TASK TO CARRY OUT. For every line in the records that has the word "units", make a copy.
========
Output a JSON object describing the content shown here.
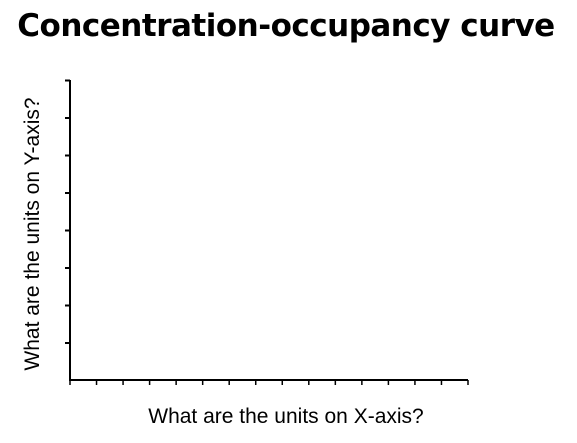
{
  "chart_data": {
    "type": "line",
    "title": "Concentration-occupancy curve",
    "xlabel": "What are the units on X-axis?",
    "ylabel": "What are the units on Y-axis?",
    "series": [],
    "grid": false,
    "legend": "none",
    "x_tick_count": 15,
    "y_tick_count": 8,
    "x_tick_labels": [],
    "y_tick_labels": []
  },
  "colors": {
    "axis": "#000000",
    "background": "#ffffff"
  }
}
========
TASK SOLUTION.
    "xlabel": "What are the units on X-axis?",
    "ylabel": "What are the units on Y-axis?",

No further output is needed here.